Dataset items:
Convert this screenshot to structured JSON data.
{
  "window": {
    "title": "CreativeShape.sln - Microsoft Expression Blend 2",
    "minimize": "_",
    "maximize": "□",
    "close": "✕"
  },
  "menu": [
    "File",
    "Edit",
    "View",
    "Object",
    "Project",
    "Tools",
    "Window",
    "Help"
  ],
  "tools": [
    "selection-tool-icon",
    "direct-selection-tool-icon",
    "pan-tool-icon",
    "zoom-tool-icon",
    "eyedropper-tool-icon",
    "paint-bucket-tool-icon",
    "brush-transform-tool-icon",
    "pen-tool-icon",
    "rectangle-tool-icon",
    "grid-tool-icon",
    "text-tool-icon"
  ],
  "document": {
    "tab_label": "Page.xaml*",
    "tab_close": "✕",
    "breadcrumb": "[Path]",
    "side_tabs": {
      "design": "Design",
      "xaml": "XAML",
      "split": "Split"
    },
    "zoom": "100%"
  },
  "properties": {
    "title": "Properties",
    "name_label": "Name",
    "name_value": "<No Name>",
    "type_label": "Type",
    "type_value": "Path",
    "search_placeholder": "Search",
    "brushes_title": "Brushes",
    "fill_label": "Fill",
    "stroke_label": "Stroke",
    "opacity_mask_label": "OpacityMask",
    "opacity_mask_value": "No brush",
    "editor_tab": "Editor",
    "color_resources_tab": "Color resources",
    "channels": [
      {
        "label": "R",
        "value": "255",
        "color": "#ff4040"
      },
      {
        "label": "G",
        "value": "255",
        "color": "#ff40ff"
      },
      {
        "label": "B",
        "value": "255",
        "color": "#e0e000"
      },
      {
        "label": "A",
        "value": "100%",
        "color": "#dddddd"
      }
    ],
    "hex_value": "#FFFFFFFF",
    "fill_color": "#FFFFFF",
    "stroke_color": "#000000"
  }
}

* Problem to work on:
Select the lines from the entries that include the word "icon".

* In response:
    "selection-tool-icon",
    "direct-selection-tool-icon",
    "pan-tool-icon",
    "zoom-tool-icon",
    "eyedropper-tool-icon",
    "paint-bucket-tool-icon",
    "brush-transform-tool-icon",
    "pen-tool-icon",
    "rectangle-tool-icon",
    "grid-tool-icon",
    "text-tool-icon"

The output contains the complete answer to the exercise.